* [Written instruction]: Can you find the lines of the listing that include "image" and copy every one?

Data records

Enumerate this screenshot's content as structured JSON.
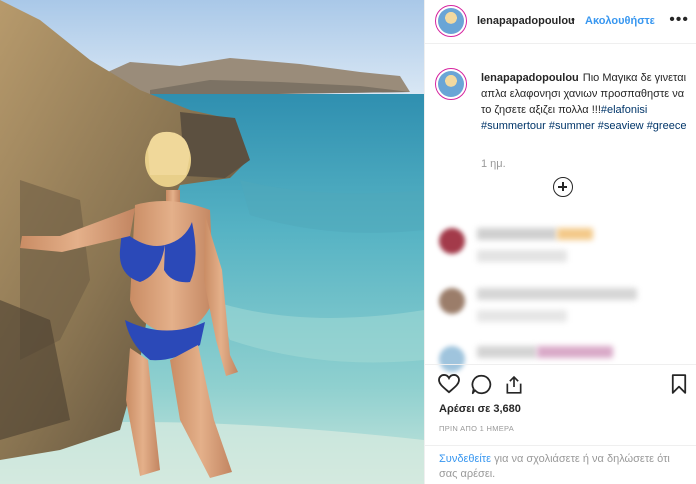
{
  "post": {
    "username": "lenapapadopoulou",
    "follow_label": "Ακολουθήστε",
    "more_label": "•••",
    "caption": {
      "text_plain": "Πιο Μαγικα δε γινεται απλα ελαφονησι χανιων προσπαθηστε να το ζησετε αξιζει πολλα !!!",
      "hashtags": [
        "#elafonisi",
        "#summertour",
        "#summer",
        "#seaview",
        "#greece"
      ]
    },
    "time_ago": "1 ημ.",
    "likes_text": "Αρέσει σε 3,680",
    "posted_when": "ΠΡΙΝ ΑΠΟ 1 ΗΜΕΡΑ",
    "login_prompt": {
      "link": "Συνδεθείτε",
      "rest": " για να σχολιάσετε ή να δηλώσετε ότι σας αρέσει."
    }
  },
  "icons": {
    "like": "heart-icon",
    "comment": "comment-icon",
    "share": "share-icon",
    "save": "bookmark-icon",
    "add_comment": "plus-circle-icon",
    "more": "more-options-icon"
  },
  "colors": {
    "link_blue": "#3897f0",
    "hashtag_blue": "#003569",
    "muted": "#999999",
    "text": "#262626"
  }
}
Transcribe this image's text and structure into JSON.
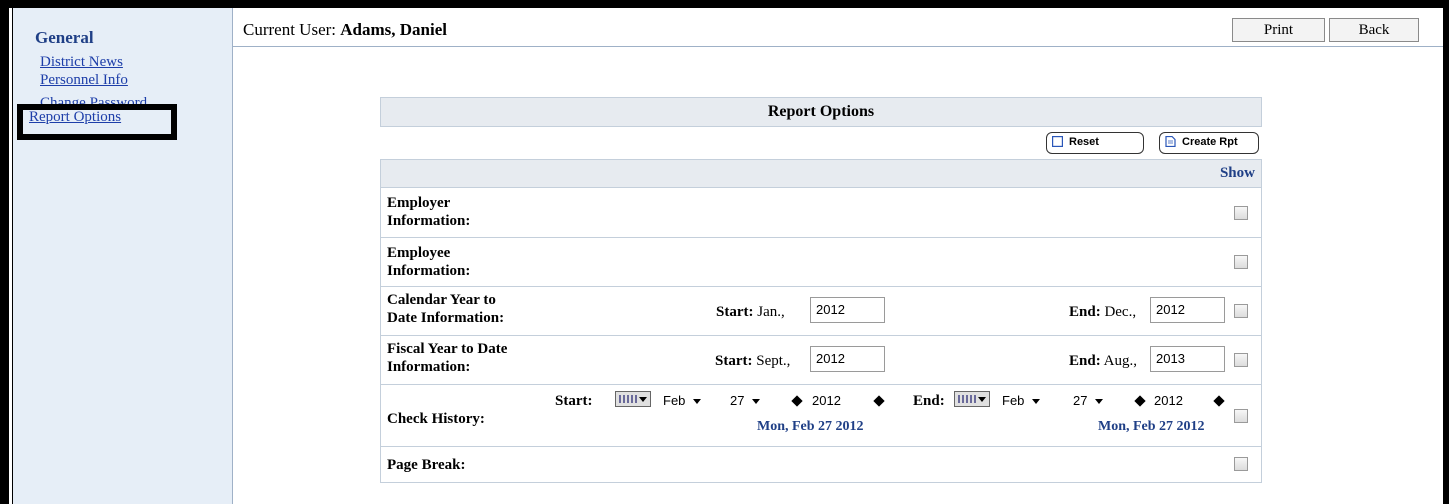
{
  "sidebar": {
    "title": "General",
    "items": [
      {
        "label": "District News"
      },
      {
        "label": "Personnel Info"
      },
      {
        "label": "Change Password"
      },
      {
        "label": "Report Options"
      }
    ]
  },
  "header": {
    "user_prefix": "Current User:",
    "user_name": "Adams, Daniel",
    "print_label": "Print",
    "back_label": "Back"
  },
  "report": {
    "title": "Report Options",
    "reset_label": "Reset",
    "create_label": "Create Rpt",
    "show_label": "Show",
    "rows": [
      {
        "label_line1": "Employer",
        "label_line2": "Information:"
      },
      {
        "label_line1": "Employee",
        "label_line2": "Information:"
      },
      {
        "label_line1": "Calendar Year to",
        "label_line2": "Date Information:",
        "start_label": "Start:",
        "start_prefix": "Jan.,",
        "start_value": "2012",
        "end_label": "End:",
        "end_prefix": "Dec.,",
        "end_value": "2012"
      },
      {
        "label_line1": "Fiscal Year to Date",
        "label_line2": "Information:",
        "start_label": "Start:",
        "start_prefix": "Sept.,",
        "start_value": "2012",
        "end_label": "End:",
        "end_prefix": "Aug.,",
        "end_value": "2013"
      },
      {
        "label_line1": "Check History:",
        "start_label": "Start:",
        "start_month": "Feb",
        "start_day": "27",
        "start_year": "2012",
        "start_date_text": "Mon, Feb 27 2012",
        "end_label": "End:",
        "end_month": "Feb",
        "end_day": "27",
        "end_year": "2012",
        "end_date_text": "Mon, Feb 27 2012"
      },
      {
        "label_line1": "Page Break:"
      }
    ]
  },
  "colors": {
    "sidebar_bg": "#e6eef7",
    "link": "#1d3ea9",
    "heading_blue": "#1f3f86",
    "table_header_bg": "#e7ebf0"
  },
  "icons": [
    "reset-icon",
    "document-icon",
    "calendar-icon",
    "left-arrow-icon",
    "right-arrow-icon",
    "chevron-down-icon"
  ]
}
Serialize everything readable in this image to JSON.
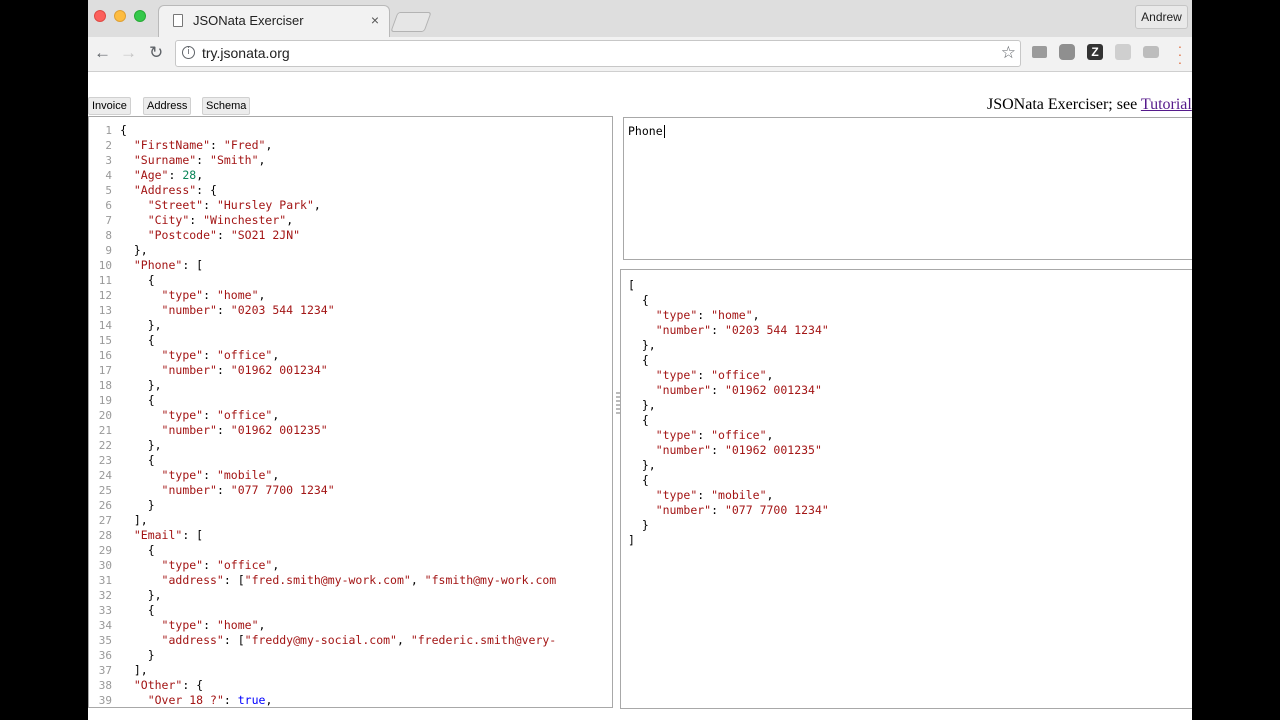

* [Correct answer]:
Transcribe this image's text and structure into JSON.
Serialize everything readable in this image to JSON.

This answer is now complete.